_Work to complete_
Count every line below that contains "alert", then state the total with no other output.

(A block of data)
========

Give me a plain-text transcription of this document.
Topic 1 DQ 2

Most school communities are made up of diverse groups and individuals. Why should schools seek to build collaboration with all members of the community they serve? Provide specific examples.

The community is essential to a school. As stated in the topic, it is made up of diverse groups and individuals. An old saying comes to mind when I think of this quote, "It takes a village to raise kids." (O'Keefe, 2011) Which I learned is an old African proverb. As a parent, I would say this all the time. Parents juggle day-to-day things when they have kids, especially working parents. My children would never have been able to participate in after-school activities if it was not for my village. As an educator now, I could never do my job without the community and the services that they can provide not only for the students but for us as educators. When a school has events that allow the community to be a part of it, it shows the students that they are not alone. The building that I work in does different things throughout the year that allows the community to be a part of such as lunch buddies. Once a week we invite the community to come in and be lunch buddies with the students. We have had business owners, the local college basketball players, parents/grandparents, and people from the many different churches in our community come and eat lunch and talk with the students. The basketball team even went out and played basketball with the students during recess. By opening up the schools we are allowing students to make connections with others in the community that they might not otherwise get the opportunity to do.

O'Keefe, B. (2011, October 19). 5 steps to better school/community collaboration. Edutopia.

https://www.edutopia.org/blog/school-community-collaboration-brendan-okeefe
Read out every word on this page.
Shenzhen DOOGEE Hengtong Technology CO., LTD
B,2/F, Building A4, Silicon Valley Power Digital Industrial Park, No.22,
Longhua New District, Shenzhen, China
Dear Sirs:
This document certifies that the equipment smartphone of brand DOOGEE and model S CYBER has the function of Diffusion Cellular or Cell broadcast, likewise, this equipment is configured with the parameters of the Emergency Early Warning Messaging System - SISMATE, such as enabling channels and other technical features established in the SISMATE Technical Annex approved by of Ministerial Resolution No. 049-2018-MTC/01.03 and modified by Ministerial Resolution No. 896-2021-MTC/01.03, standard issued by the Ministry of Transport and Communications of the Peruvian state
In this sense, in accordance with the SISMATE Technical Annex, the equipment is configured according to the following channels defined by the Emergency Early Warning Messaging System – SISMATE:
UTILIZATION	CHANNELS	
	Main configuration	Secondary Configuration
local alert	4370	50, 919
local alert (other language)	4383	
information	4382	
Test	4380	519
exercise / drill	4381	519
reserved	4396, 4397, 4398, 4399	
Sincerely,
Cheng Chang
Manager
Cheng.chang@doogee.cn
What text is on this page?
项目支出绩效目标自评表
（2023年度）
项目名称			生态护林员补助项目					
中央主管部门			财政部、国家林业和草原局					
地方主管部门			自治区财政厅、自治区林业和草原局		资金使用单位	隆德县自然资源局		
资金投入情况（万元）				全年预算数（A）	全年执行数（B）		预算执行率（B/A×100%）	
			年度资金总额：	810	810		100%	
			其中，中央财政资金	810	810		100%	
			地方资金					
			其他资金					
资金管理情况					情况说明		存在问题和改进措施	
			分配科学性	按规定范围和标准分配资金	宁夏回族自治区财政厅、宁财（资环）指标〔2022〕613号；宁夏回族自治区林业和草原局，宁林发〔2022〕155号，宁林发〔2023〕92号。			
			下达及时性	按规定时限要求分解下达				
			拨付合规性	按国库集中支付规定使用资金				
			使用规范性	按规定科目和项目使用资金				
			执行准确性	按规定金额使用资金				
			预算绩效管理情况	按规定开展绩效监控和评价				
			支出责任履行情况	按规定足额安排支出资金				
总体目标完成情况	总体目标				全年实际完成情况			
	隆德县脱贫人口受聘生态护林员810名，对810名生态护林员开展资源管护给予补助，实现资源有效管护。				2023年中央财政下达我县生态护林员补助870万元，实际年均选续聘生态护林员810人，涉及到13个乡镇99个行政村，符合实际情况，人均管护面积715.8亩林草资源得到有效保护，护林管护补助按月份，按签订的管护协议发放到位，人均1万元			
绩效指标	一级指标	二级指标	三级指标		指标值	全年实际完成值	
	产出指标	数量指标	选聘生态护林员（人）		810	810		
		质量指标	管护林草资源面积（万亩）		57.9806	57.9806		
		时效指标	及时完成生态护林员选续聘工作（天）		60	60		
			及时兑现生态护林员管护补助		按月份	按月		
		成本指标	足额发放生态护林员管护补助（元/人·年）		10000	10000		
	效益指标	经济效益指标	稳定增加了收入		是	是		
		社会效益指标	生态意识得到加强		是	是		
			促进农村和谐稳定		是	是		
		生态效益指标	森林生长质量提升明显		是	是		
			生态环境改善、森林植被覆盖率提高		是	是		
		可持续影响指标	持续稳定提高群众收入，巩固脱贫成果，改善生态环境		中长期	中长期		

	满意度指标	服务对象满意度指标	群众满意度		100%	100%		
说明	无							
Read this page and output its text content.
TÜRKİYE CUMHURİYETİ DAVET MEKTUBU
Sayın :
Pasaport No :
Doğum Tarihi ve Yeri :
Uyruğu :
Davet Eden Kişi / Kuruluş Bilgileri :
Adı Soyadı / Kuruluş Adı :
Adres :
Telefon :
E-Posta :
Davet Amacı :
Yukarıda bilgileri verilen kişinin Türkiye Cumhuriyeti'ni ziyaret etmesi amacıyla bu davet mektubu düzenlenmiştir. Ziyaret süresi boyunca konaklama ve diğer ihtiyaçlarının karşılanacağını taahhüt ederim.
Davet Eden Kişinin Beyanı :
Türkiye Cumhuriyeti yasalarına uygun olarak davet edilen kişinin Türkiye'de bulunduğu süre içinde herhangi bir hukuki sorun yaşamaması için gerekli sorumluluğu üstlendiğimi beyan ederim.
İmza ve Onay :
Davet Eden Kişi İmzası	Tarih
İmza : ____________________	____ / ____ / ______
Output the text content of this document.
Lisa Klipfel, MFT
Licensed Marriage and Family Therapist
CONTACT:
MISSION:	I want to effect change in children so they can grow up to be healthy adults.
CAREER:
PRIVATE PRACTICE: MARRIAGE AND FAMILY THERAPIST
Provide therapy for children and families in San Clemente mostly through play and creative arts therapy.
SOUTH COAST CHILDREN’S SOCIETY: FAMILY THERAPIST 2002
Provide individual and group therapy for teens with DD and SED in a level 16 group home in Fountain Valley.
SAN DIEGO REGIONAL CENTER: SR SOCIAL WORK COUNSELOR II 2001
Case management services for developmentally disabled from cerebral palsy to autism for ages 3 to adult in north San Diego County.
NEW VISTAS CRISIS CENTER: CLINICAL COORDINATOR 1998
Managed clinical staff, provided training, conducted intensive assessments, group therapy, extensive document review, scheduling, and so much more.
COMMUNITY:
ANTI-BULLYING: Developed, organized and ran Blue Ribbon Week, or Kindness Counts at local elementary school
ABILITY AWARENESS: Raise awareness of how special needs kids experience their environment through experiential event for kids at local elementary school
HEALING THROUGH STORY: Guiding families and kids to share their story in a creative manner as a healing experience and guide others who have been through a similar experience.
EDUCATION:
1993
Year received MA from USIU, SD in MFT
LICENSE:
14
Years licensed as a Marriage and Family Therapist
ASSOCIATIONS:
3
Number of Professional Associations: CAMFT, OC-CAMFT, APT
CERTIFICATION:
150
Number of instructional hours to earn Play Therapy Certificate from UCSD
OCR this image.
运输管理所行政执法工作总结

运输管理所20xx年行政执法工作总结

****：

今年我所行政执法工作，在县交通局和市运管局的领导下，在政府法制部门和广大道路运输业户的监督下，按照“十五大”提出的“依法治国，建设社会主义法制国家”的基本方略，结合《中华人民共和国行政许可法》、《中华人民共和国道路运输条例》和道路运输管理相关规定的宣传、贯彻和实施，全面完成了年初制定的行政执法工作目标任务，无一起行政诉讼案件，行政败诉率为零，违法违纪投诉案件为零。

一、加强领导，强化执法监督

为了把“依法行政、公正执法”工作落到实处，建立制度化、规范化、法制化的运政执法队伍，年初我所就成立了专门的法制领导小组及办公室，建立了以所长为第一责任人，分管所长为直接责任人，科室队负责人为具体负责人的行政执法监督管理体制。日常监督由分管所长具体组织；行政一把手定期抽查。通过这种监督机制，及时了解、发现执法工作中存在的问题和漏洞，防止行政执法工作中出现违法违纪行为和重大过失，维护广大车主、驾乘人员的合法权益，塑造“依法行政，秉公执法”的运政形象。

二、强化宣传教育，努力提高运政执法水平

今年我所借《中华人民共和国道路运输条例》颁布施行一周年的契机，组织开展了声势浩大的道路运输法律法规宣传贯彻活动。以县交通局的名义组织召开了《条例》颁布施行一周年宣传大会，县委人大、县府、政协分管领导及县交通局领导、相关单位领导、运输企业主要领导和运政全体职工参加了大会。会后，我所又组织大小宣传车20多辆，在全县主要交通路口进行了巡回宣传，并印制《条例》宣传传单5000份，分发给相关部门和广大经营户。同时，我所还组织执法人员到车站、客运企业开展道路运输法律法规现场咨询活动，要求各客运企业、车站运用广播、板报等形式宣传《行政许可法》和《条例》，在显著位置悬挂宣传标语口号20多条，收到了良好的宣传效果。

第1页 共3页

========

_The response_
2